▶ _El problema_
Devuelve tal cual, sin alterar nada, todas las líneas del listado de datos que aparece abajo.

▶ _Listado de datos_
++++
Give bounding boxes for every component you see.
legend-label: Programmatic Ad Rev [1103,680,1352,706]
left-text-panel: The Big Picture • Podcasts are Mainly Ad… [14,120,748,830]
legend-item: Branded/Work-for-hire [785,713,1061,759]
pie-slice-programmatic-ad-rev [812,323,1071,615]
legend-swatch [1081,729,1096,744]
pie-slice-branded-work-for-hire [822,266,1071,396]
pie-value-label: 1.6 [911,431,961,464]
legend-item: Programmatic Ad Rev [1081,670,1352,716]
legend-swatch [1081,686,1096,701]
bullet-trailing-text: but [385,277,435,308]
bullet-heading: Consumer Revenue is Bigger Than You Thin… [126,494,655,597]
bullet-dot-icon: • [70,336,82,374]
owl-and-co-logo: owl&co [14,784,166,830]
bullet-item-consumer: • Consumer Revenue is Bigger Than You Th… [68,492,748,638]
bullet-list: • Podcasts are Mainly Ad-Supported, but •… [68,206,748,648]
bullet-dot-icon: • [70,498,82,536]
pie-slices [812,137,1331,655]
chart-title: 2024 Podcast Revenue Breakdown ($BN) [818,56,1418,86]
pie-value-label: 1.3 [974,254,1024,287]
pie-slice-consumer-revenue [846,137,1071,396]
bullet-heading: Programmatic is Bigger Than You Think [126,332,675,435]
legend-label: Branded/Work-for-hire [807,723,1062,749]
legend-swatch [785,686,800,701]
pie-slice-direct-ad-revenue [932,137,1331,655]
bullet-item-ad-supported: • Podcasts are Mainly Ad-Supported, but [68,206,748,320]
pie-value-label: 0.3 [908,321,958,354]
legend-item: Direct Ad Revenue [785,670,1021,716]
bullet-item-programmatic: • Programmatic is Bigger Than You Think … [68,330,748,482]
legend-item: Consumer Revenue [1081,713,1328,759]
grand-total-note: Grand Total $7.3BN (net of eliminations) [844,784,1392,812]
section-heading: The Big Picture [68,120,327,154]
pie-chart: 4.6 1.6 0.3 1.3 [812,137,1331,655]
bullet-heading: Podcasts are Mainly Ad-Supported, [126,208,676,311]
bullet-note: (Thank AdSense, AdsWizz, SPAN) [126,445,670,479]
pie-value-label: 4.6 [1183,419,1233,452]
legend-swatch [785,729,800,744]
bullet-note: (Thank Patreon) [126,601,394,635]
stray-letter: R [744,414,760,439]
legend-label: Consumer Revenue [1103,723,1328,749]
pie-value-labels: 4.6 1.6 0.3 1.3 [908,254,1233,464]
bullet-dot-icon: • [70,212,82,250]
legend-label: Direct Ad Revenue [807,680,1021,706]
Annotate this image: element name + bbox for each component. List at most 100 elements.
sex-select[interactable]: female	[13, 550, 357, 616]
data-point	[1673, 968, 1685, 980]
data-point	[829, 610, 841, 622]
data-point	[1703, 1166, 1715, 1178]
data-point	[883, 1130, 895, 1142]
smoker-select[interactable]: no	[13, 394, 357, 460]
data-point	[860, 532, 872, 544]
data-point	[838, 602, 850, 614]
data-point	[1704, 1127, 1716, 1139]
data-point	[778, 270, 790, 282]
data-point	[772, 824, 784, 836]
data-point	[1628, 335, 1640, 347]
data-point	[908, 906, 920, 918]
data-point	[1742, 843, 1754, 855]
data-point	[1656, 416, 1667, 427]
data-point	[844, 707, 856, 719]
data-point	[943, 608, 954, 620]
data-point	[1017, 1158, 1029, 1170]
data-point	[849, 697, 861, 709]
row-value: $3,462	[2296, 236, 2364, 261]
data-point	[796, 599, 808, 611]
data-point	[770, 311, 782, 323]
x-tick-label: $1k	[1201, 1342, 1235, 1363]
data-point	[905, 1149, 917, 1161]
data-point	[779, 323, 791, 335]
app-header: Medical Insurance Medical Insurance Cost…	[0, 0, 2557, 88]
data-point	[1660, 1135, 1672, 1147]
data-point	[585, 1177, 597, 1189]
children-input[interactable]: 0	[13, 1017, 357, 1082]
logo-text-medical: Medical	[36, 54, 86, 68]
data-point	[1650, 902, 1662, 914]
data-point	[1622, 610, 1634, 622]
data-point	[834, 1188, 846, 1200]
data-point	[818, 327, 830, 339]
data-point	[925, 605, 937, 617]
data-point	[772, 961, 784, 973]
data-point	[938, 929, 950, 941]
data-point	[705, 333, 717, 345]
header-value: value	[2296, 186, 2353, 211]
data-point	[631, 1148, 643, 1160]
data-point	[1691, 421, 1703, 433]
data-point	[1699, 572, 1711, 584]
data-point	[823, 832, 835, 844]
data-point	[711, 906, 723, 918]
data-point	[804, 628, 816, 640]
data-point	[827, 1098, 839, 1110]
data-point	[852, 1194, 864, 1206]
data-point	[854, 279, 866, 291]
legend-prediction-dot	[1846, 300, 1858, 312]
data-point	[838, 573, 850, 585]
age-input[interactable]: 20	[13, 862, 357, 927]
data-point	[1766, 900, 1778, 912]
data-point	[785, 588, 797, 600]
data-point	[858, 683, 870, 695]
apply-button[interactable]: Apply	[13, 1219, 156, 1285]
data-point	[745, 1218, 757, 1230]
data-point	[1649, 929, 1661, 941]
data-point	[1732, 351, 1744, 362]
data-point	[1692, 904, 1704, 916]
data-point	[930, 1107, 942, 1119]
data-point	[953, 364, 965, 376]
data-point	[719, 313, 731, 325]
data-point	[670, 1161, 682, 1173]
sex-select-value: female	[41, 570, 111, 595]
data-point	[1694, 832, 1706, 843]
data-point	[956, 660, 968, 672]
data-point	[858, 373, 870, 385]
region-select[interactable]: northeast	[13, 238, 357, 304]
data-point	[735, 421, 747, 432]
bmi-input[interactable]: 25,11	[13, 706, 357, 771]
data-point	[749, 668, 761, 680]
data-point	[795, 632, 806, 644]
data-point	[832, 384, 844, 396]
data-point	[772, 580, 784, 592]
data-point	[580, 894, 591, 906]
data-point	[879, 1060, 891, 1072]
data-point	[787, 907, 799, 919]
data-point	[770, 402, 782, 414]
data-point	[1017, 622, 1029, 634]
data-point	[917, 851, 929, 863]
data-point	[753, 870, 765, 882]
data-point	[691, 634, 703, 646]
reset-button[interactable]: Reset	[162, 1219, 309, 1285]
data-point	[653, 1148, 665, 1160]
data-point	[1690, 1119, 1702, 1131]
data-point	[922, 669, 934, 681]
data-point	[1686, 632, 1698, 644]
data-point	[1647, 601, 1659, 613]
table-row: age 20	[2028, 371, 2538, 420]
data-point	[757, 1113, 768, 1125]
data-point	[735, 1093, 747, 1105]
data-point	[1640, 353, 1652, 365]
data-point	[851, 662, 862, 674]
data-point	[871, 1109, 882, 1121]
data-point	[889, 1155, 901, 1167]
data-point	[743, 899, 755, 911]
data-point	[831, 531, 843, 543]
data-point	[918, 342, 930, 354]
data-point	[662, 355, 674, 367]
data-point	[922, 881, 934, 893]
++++
▶ _Respuesta a la tarea_
Give bounding boxes for every component you see.
legend-label: Programmatic Ad Rev [1103,680,1352,706]
left-text-panel: The Big Picture • Podcasts are Mainly Ad… [14,120,748,830]
legend-item: Branded/Work-for-hire [785,713,1061,759]
pie-slice-programmatic-ad-rev [812,323,1071,615]
legend-swatch [1081,729,1096,744]
pie-slice-branded-work-for-hire [822,266,1071,396]
pie-value-label: 1.6 [911,431,961,464]
legend-item: Programmatic Ad Rev [1081,670,1352,716]
legend-swatch [1081,686,1096,701]
bullet-trailing-text: but [385,277,435,308]
bullet-heading: Consumer Revenue is Bigger Than You Thin… [126,494,655,597]
bullet-dot-icon: • [70,336,82,374]
owl-and-co-logo: owl&co [14,784,166,830]
bullet-item-consumer: • Consumer Revenue is Bigger Than You Th… [68,492,748,638]
bullet-list: • Podcasts are Mainly Ad-Supported, but •… [68,206,748,648]
bullet-dot-icon: • [70,498,82,536]
pie-slices [812,137,1331,655]
chart-title: 2024 Podcast Revenue Breakdown ($BN) [818,56,1418,86]
pie-value-label: 1.3 [974,254,1024,287]
pie-slice-consumer-revenue [846,137,1071,396]
bullet-heading: Programmatic is Bigger Than You Think [126,332,675,435]
legend-label: Branded/Work-for-hire [807,723,1062,749]
legend-swatch [785,686,800,701]
pie-slice-direct-ad-revenue [932,137,1331,655]
bullet-item-ad-supported: • Podcasts are Mainly Ad-Supported, but [68,206,748,320]
pie-value-label: 0.3 [908,321,958,354]
legend-item: Direct Ad Revenue [785,670,1021,716]
bullet-item-programmatic: • Programmatic is Bigger Than You Think … [68,330,748,482]
legend-item: Consumer Revenue [1081,713,1328,759]
grand-total-note: Grand Total $7.3BN (net of eliminations) [844,784,1392,812]
section-heading: The Big Picture [68,120,327,154]
pie-chart: 4.6 1.6 0.3 1.3 [812,137,1331,655]
bullet-heading: Podcasts are Mainly Ad-Supported, [126,208,676,311]
bullet-note: (Thank AdSense, AdsWizz, SPAN) [126,445,670,479]
pie-value-label: 4.6 [1183,419,1233,452]
legend-swatch [785,729,800,744]
bullet-note: (Thank Patreon) [126,601,394,635]
stray-letter: R [744,414,760,439]
legend-label: Consumer Revenue [1103,723,1328,749]
pie-value-labels: 4.6 1.6 0.3 1.3 [908,254,1233,464]
bullet-dot-icon: • [70,212,82,250]
legend-label: Direct Ad Revenue [807,680,1021,706]
Annotate this image: element name + bbox for each component. List at most 100 elements.
sex-select[interactable]: female	[13, 550, 357, 616]
data-point	[1673, 968, 1685, 980]
data-point	[829, 610, 841, 622]
data-point	[1703, 1166, 1715, 1178]
data-point	[883, 1130, 895, 1142]
smoker-select[interactable]: no	[13, 394, 357, 460]
data-point	[860, 532, 872, 544]
data-point	[838, 602, 850, 614]
data-point	[1704, 1127, 1716, 1139]
data-point	[778, 270, 790, 282]
data-point	[772, 824, 784, 836]
data-point	[1628, 335, 1640, 347]
data-point	[908, 906, 920, 918]
data-point	[1742, 843, 1754, 855]
data-point	[1656, 416, 1667, 427]
data-point	[844, 707, 856, 719]
data-point	[943, 608, 954, 620]
data-point	[1017, 1158, 1029, 1170]
data-point	[849, 697, 861, 709]
row-value: $3,462	[2296, 236, 2364, 261]
data-point	[796, 599, 808, 611]
data-point	[770, 311, 782, 323]
x-tick-label: $1k	[1201, 1342, 1235, 1363]
data-point	[905, 1149, 917, 1161]
data-point	[779, 323, 791, 335]
app-header: Medical Insurance Medical Insurance Cost…	[0, 0, 2557, 88]
data-point	[1660, 1135, 1672, 1147]
data-point	[585, 1177, 597, 1189]
children-input[interactable]: 0	[13, 1017, 357, 1082]
logo-text-medical: Medical	[36, 54, 86, 68]
data-point	[1650, 902, 1662, 914]
data-point	[1622, 610, 1634, 622]
data-point	[834, 1188, 846, 1200]
data-point	[818, 327, 830, 339]
data-point	[925, 605, 937, 617]
data-point	[772, 961, 784, 973]
data-point	[938, 929, 950, 941]
data-point	[705, 333, 717, 345]
header-value: value	[2296, 186, 2353, 211]
data-point	[631, 1148, 643, 1160]
data-point	[1691, 421, 1703, 433]
data-point	[1699, 572, 1711, 584]
data-point	[823, 832, 835, 844]
data-point	[711, 906, 723, 918]
data-point	[804, 628, 816, 640]
data-point	[827, 1098, 839, 1110]
data-point	[852, 1194, 864, 1206]
data-point	[854, 279, 866, 291]
legend-prediction-dot	[1846, 300, 1858, 312]
data-point	[838, 573, 850, 585]
age-input[interactable]: 20	[13, 862, 357, 927]
data-point	[1766, 900, 1778, 912]
data-point	[785, 588, 797, 600]
data-point	[858, 683, 870, 695]
apply-button[interactable]: Apply	[13, 1219, 156, 1285]
data-point	[745, 1218, 757, 1230]
data-point	[1649, 929, 1661, 941]
data-point	[1732, 351, 1744, 362]
data-point	[1692, 904, 1704, 916]
data-point	[930, 1107, 942, 1119]
data-point	[953, 364, 965, 376]
data-point	[719, 313, 731, 325]
data-point	[670, 1161, 682, 1173]
sex-select-value: female	[41, 570, 111, 595]
data-point	[1694, 832, 1706, 843]
data-point	[956, 660, 968, 672]
data-point	[858, 373, 870, 385]
region-select[interactable]: northeast	[13, 238, 357, 304]
data-point	[735, 421, 747, 432]
bmi-input[interactable]: 25,11	[13, 706, 357, 771]
data-point	[749, 668, 761, 680]
data-point	[795, 632, 806, 644]
data-point	[832, 384, 844, 396]
data-point	[772, 580, 784, 592]
data-point	[580, 894, 591, 906]
data-point	[879, 1060, 891, 1072]
data-point	[787, 907, 799, 919]
data-point	[770, 402, 782, 414]
data-point	[1017, 622, 1029, 634]
data-point	[917, 851, 929, 863]
data-point	[753, 870, 765, 882]
data-point	[691, 634, 703, 646]
reset-button[interactable]: Reset	[162, 1219, 309, 1285]
data-point	[653, 1148, 665, 1160]
data-point	[1690, 1119, 1702, 1131]
data-point	[922, 669, 934, 681]
data-point	[1686, 632, 1698, 644]
data-point	[1647, 601, 1659, 613]
table-row: age 20	[2028, 371, 2538, 420]
data-point	[757, 1113, 768, 1125]
data-point	[735, 1093, 747, 1105]
data-point	[1640, 353, 1652, 365]
data-point	[851, 662, 862, 674]
data-point	[871, 1109, 882, 1121]
data-point	[889, 1155, 901, 1167]
data-point	[743, 899, 755, 911]
data-point	[831, 531, 843, 543]
data-point	[918, 342, 930, 354]
data-point	[662, 355, 674, 367]
data-point	[922, 881, 934, 893]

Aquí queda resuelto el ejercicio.